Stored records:
BEGIN
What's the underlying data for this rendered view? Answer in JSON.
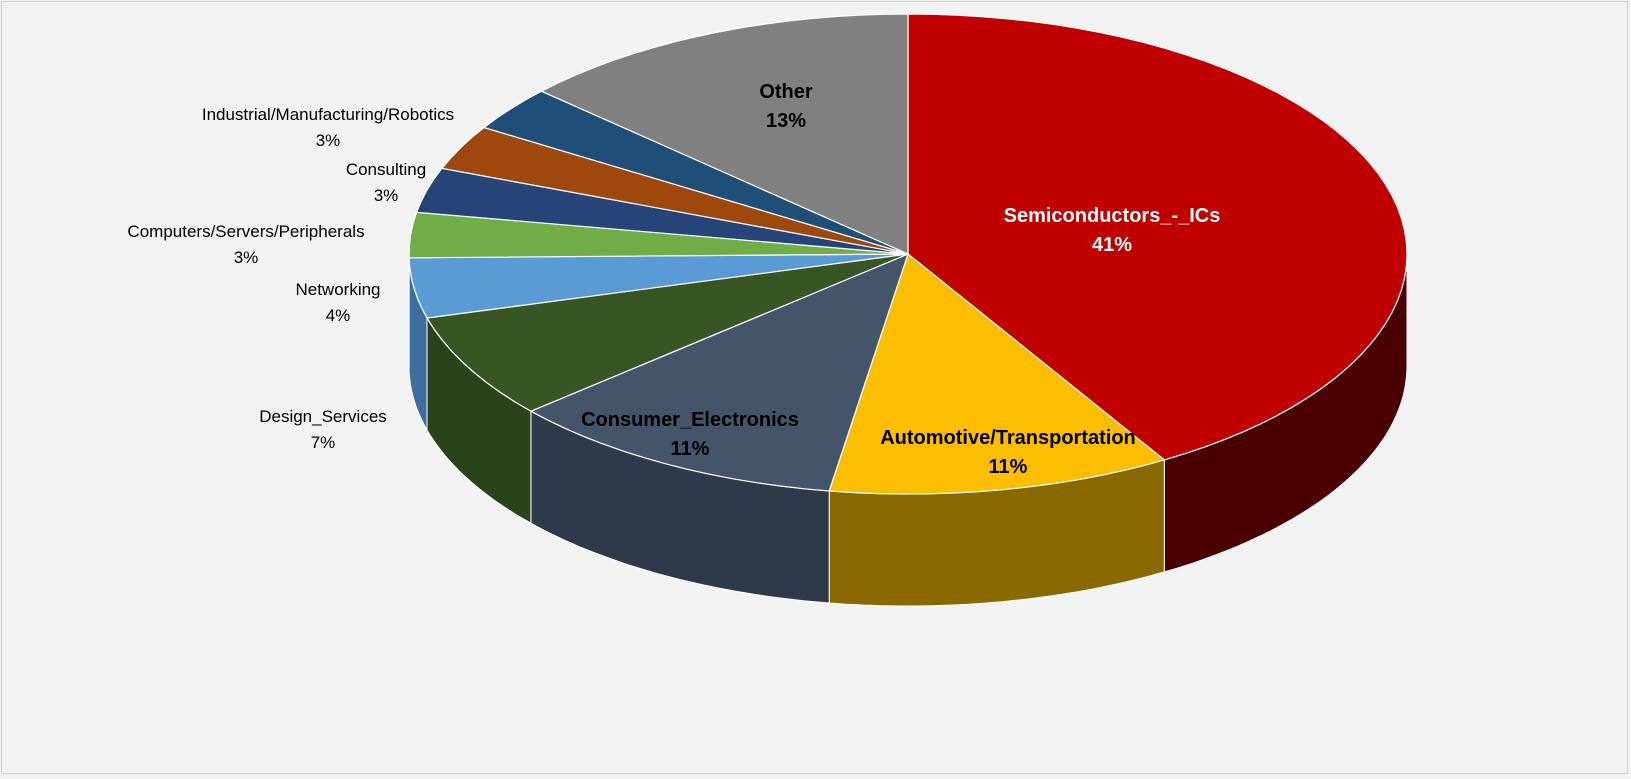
{
  "chart_data": {
    "type": "pie",
    "style": "3d",
    "slices": [
      {
        "label": "Semiconductors_-_ICs",
        "value": 41,
        "display": "41%",
        "color": "#c00000",
        "side_color": "#4a0000",
        "label_position": "inside",
        "label_color": "#ffffff"
      },
      {
        "label": "Automotive/Transportation",
        "value": 11,
        "display": "11%",
        "color": "#fbbd00",
        "side_color": "#8a6a00",
        "label_position": "inside",
        "label_color": "#000000"
      },
      {
        "label": "Consumer_Electronics",
        "value": 11,
        "display": "11%",
        "color": "#44546a",
        "side_color": "#2e3a4a",
        "label_position": "inside",
        "label_color": "#000000"
      },
      {
        "label": "Design_Services",
        "value": 7,
        "display": "7%",
        "color": "#375623",
        "side_color": "#2a4419",
        "label_position": "outside",
        "label_color": "#000000"
      },
      {
        "label": "Networking",
        "value": 4,
        "display": "4%",
        "color": "#5b9bd5",
        "side_color": "#3d6f9e",
        "label_position": "outside",
        "label_color": "#000000"
      },
      {
        "label": "Computers/Servers/Peripherals",
        "value": 3,
        "display": "3%",
        "color": "#70ad47",
        "side_color": "#4e7a31",
        "label_position": "outside",
        "label_color": "#000000"
      },
      {
        "label": "Consulting",
        "value": 3,
        "display": "3%",
        "color": "#264478",
        "side_color": "#1a2f54",
        "label_position": "outside",
        "label_color": "#000000"
      },
      {
        "label": "Industrial/Manufacturing/Robotics",
        "value": 3,
        "display": "3%",
        "color": "#9e480e",
        "side_color": "#6e320a",
        "label_position": "outside",
        "label_color": "#000000"
      },
      {
        "label": "",
        "value": 3,
        "display": "",
        "color": "#1f4e79",
        "side_color": "#153656",
        "label_position": "none",
        "label_color": "#000000"
      },
      {
        "label": "Other",
        "value": 13,
        "display": "13%",
        "color": "#808080",
        "side_color": "#5a5a5a",
        "label_position": "inside",
        "label_color": "#000000"
      }
    ],
    "title": "",
    "legend": "none",
    "start": "top",
    "direction": "clockwise"
  }
}
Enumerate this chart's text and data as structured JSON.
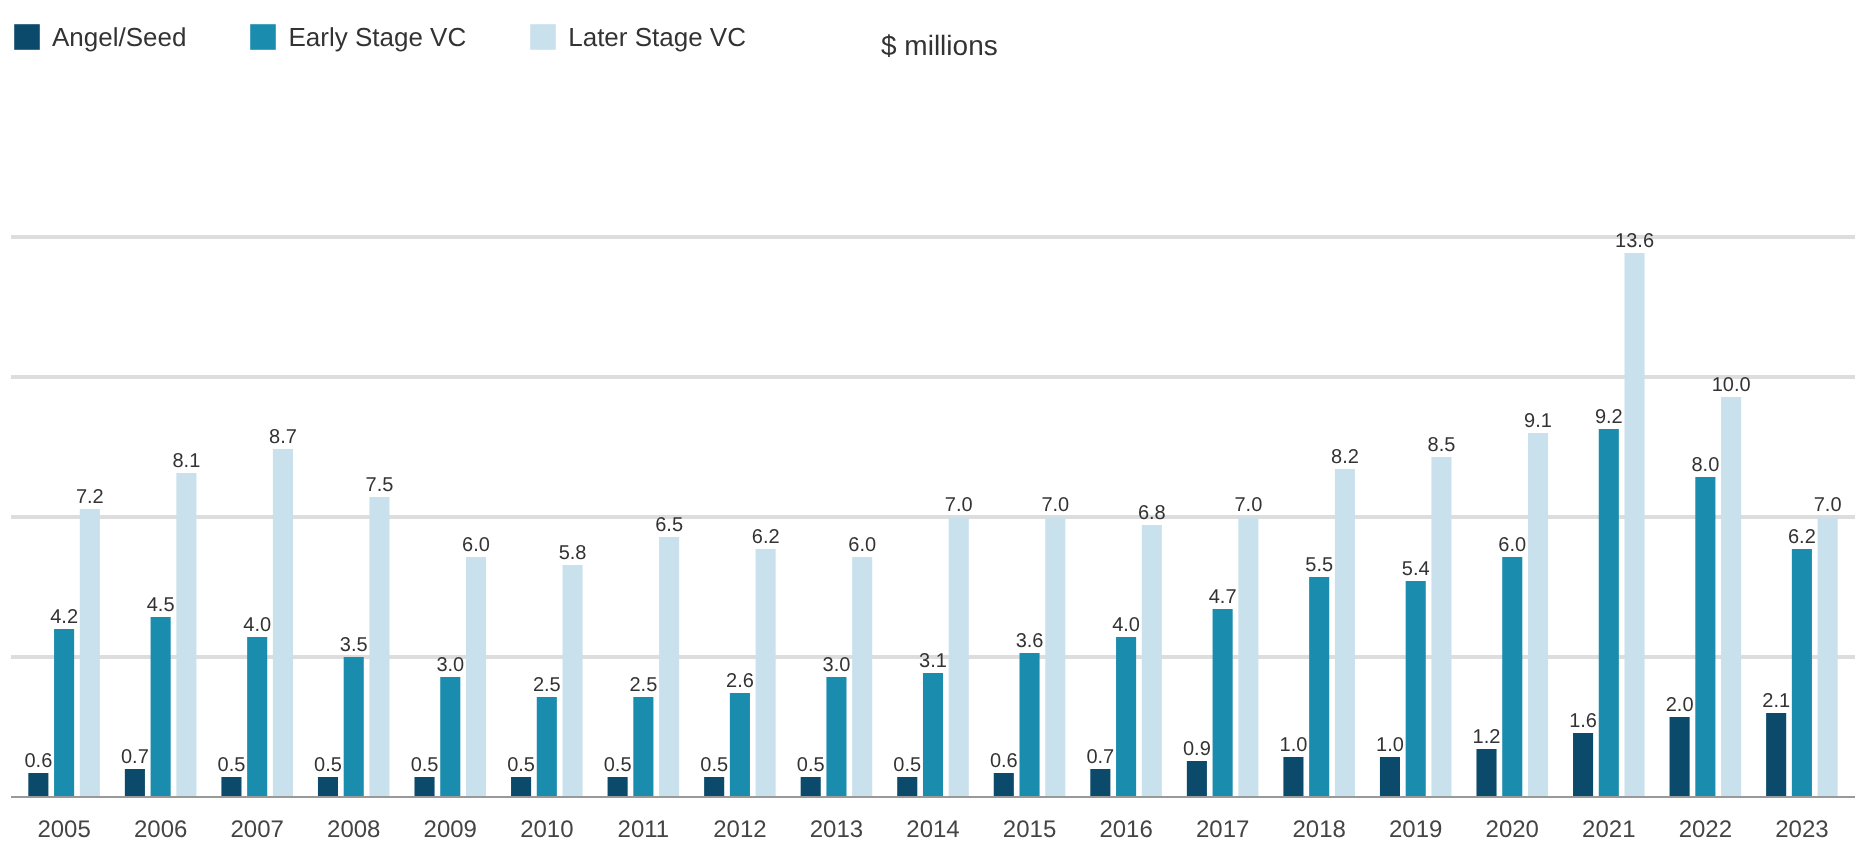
END
Task to carry out:
Copy and report every line where the word "JSON" is present.

Output for this exercise:
What's the underlying data for this rendered view? Answer in JSON.
Enumerate this chart's text and data as structured JSON.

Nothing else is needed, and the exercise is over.